[Dataset entries]

•••••

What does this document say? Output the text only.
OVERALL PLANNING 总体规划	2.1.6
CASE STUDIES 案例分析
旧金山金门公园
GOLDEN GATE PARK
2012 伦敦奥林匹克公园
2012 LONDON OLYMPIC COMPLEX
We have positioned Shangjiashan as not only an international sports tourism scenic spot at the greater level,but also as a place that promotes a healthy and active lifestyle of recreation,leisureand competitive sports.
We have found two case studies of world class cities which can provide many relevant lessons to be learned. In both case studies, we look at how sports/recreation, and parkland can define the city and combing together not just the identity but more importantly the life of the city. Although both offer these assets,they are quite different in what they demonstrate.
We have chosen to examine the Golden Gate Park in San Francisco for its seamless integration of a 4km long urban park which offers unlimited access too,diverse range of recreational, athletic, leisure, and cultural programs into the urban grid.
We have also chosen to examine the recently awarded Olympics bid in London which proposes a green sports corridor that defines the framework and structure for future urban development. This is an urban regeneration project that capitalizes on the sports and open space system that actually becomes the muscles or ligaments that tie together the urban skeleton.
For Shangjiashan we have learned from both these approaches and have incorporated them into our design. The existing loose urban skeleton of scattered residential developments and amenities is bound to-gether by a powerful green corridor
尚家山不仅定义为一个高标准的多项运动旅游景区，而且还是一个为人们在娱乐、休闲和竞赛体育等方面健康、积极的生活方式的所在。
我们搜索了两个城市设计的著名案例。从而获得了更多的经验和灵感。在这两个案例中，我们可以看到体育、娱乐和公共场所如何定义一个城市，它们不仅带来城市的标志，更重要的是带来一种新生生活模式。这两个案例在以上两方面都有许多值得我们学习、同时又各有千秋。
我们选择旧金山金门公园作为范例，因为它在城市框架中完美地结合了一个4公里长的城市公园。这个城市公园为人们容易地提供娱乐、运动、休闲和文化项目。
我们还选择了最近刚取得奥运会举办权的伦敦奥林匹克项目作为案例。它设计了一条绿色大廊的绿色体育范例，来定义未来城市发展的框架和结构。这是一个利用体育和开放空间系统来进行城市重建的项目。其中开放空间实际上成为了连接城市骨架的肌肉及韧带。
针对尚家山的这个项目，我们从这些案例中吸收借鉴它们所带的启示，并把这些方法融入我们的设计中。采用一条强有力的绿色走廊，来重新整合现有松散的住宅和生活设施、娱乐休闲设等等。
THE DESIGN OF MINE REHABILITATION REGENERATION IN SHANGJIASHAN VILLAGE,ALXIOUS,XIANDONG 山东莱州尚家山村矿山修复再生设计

•••••

## Written task
Reproduce every record, matching each line exactly.

## Output of the exercise
What does this document say? Output the text only.
OVERALL PLANNING 总体规划	2.1.6
CASE STUDIES 案例分析
旧金山金门公园
GOLDEN GATE PARK
2012 伦敦奥林匹克公园
2012 LONDON OLYMPIC COMPLEX
We have positioned Shangjiashan as not only an international sports tourism scenic spot at the greater level,but also as a place that promotes a healthy and active lifestyle of recreation,leisureand competitive sports.
We have found two case studies of world class cities which can provide many relevant lessons to be learned. In both case studies, we look at how sports/recreation, and parkland can define the city and combing together not just the identity but more importantly the life of the city. Although both offer these assets,they are quite different in what they demonstrate.
We have chosen to examine the Golden Gate Park in San Francisco for its seamless integration of a 4km long urban park which offers unlimited access too,diverse range of recreational, athletic, leisure, and cultural programs into the urban grid.
We have also chosen to examine the recently awarded Olympics bid in London which proposes a green sports corridor that defines the framework and structure for future urban development. This is an urban regeneration project that capitalizes on the sports and open space system that actually becomes the muscles or ligaments that tie together the urban skeleton.
For Shangjiashan we have learned from both these approaches and have incorporated them into our design. The existing loose urban skeleton of scattered residential developments and amenities is bound to-gether by a powerful green corridor
尚家山不仅定义为一个高标准的多项运动旅游景区，而且还是一个为人们在娱乐、休闲和竞赛体育等方面健康、积极的生活方式的所在。
我们搜索了两个城市设计的著名案例。从而获得了更多的经验和灵感。在这两个案例中，我们可以看到体育、娱乐和公共场所如何定义一个城市，它们不仅带来城市的标志，更重要的是带来一种新生生活模式。这两个案例在以上两方面都有许多值得我们学习、同时又各有千秋。
我们选择旧金山金门公园作为范例，因为它在城市框架中完美地结合了一个4公里长的城市公园。这个城市公园为人们容易地提供娱乐、运动、休闲和文化项目。
我们还选择了最近刚取得奥运会举办权的伦敦奥林匹克项目作为案例。它设计了一条绿色大廊的绿色体育范例，来定义未来城市发展的框架和结构。这是一个利用体育和开放空间系统来进行城市重建的项目。其中开放空间实际上成为了连接城市骨架的肌肉及韧带。
针对尚家山的这个项目，我们从这些案例中吸收借鉴它们所带的启示，并把这些方法融入我们的设计中。采用一条强有力的绿色走廊，来重新整合现有松散的住宅和生活设施、娱乐休闲设等等。
THE DESIGN OF MINE REHABILITATION REGENERATION IN SHANGJIASHAN VILLAGE,ALXIOUS,XIANDONG 山东莱州尚家山村矿山修复再生设计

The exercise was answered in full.